- YOUR TASKS -
1) From the exchange on bathing and eczema, extract word for word the part that opens with the words "1. Wash your" and closes with "out the soap.".
2) Extend the exchange on bathing and eczema, picking up right after its final sentence.

- EXCERPTED TEXT -
BEGIN

See analysis section:

“Subgroup analyses for the primary outcome will be performed according to age at randomisation, usual method of bathing (bath/shower/other), diagnosis of eczema according to UK Diagnostic Criteria and prior belief on the frequency of bathing and eczema symptoms by including an appropriate interaction term in the mixed effect model.”

Comment:

For example, a large-scale birth cohort study in Japan revealed that a higher frequency of soap use when bathing resulted in a lesser prevalence of atopic dermatitis. (Ref 1)

Prevalence of atopic dermatitis at 3 years of age was 6.9% in children with every time use of soap when bathing at 1.5 years of age, 9.8% in those with most time use, 14.5% in those with sometimes use, and 18.1% in those with seldom use. 

Response:

## Thank you for sharing this interesting study.  Whilst these results are interesting, it is difficult to establish causality from an observational study such as this.  We did collect details of bathing products used by participants as part of the trial and adjusted for this in the primary analysis.

Full details of what baseline variables were adjusted for are found in the analysis section:

“The model will include fixed effects for the minimisation variables (age, baseline POEM score and usual method of bathing) as well as frequency of bathing, whether participants usually wash their hair in the bath/shower, whether they use emollient wash products, use of moisturisers and flare control creams after bathing, diagnosis of eczema according to the UK Diagnostic Criteria and whether participants are currently using systemic treatments.” 

Comment:

These findings may be contrary to the common sense of Westerners. However, if you know the Japanese way of bathing, you can understand why. 

Typical methods of bathing in Japanese are as follows: 

1. Wash your whole body with soap outside the bathtub in the bathroom. 

2. Completely wash out (not wipe out) the soap foam outside the bathtub by using plenty of warm water with showering or a washbowl.

3. Soak your body in clean and warm water in the bathtub after washing out the soap. 

4. Wipe out the water from your skin with a towel just after getting out of the bathtub.

5. Apply emollient or moisturizer on the skin as needed. 

This trial seems to be open to all ethnicities including non-native English speakers, although participants in this trial are limited to the usual residence in the UK. 

Therefore, the influence of cultural differences in bathing methods on eczema should not be ignored.

END

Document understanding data

BEGIN

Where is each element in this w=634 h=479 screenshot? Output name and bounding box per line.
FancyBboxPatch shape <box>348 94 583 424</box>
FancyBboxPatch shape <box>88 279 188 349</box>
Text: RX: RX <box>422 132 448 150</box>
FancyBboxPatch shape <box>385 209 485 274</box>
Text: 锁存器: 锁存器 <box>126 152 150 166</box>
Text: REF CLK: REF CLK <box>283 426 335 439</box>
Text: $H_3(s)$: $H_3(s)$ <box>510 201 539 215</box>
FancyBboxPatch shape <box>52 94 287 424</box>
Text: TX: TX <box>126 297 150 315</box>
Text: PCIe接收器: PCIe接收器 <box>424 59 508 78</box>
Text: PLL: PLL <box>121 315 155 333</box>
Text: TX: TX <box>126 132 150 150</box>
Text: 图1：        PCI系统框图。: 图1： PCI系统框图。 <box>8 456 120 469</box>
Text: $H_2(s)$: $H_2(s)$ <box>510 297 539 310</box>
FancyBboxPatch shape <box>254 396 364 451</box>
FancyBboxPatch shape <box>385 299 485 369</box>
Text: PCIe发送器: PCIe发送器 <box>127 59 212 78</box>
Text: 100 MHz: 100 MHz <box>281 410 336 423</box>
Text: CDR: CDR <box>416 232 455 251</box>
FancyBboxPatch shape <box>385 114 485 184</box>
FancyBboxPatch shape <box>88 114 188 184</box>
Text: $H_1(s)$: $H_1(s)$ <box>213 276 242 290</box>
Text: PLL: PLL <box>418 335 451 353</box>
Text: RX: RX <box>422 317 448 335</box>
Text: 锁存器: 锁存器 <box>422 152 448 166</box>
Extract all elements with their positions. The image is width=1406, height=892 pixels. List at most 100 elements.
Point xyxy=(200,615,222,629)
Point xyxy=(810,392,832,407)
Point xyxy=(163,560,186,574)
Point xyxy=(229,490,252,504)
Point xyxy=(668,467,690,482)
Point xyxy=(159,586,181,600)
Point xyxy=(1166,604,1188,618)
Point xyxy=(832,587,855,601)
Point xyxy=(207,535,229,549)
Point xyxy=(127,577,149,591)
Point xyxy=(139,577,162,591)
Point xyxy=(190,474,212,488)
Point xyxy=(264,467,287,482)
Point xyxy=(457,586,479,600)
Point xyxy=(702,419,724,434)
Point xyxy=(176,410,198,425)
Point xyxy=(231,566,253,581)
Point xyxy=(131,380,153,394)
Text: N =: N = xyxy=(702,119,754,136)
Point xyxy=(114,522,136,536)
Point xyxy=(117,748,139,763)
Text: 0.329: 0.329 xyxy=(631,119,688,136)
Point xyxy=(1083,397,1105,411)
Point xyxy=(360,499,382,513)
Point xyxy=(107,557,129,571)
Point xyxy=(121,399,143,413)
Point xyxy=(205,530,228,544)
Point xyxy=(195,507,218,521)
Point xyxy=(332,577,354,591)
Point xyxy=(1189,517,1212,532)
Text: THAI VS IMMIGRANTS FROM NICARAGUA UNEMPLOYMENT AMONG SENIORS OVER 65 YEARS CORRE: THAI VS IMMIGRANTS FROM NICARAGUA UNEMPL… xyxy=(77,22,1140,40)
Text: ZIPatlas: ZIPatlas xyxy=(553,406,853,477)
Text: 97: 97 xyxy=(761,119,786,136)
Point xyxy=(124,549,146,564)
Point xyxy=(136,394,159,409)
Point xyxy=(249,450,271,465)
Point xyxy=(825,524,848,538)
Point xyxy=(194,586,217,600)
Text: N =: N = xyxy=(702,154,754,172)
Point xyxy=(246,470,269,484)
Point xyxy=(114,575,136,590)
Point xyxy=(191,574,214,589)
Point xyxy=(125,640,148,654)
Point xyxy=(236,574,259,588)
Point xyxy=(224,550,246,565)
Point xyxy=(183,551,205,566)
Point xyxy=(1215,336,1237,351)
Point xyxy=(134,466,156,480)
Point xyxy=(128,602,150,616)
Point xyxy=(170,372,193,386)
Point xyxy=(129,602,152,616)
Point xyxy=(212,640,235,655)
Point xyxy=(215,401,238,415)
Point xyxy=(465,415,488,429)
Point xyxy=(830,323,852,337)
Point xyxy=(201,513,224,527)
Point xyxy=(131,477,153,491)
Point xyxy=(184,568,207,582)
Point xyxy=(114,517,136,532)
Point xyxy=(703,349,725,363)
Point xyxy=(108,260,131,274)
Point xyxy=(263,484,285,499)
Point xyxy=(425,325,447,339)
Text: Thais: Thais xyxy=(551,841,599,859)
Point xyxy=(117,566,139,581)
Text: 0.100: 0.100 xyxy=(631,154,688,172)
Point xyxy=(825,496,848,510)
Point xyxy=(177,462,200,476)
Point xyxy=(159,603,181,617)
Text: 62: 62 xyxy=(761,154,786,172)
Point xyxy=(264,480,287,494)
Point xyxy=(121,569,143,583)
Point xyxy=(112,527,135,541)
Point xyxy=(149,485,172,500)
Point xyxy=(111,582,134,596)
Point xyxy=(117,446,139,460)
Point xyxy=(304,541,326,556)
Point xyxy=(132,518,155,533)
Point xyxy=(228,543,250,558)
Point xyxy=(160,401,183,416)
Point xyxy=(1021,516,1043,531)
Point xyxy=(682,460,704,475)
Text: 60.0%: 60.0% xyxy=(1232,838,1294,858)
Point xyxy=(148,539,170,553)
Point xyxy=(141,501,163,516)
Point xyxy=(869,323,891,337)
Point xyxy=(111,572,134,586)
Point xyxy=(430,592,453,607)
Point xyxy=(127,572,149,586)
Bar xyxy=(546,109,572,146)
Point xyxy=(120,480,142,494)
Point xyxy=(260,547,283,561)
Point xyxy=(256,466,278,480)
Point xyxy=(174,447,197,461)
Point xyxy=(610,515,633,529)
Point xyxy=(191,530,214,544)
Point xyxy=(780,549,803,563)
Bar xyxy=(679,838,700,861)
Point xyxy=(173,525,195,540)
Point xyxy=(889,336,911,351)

END

- TASK ANSWERS -
1)
1. Wash your whole body with soap outside the bathtub in the bathroom. 

2. Completely wash out (not wipe out) the soap foam outside the bathtub by using plenty of warm water with showering or a washbowl.

3. Soak your body in clean and warm water in the bathtub after washing out the soap.

2)
To elucidate the influence of bathing frequency on eczema, a specific method of bathing should be fixed or a stratified analysis based on bathing methods classification is needed.

Response: 

## Please see response above – a stratified sub-group analysis is planned.

Associated Data

    This section collects any data citations, data availability statements, or supplementary materials included in this article.

    Data Availability Statement

    The datasets containing individual participant data analysed during the trial will be available upon request from the NCTU ( ctu@nottingham.ac.uk) a minimum of 6 months after publication of this main results paper. Access to the data will be subject to review of a data sharing and use request by a committee including the Chief Investigator and Sponsor and will only be granted upon receipt of a data sharing and use agreement. Any data shared will be pseudonymised which may impact on the reproducibility of published analyses. The protocol and statistical analysis plan are freely available on the trial registration website.

    Repository for extended data

    FigShare. Project Title: Online Repository for Extended data relating to Rapid Eczema Bathing Study Protocol. DOI: https://doi.org/10.6084/m9.figshare.26093725.v1 25

    The project contains the following underlying data:

    1. Data management plan

    2. Interventional materials

    3. Consent forms

    4. SPIRIT checklist

    Reporting guidelines

    Figshare: SPIRIT checklist for The Eczema Bathing Study: Weekly versus daily bathing for people with eczema? Protocol of an online, randomised controlled trial. https://doi.org/10.6084/m9.figshare.26093725.v1 25 .

    Data are available under the terms of the Creative Commons Attribution 4.0 International license (CC-BY 4.0).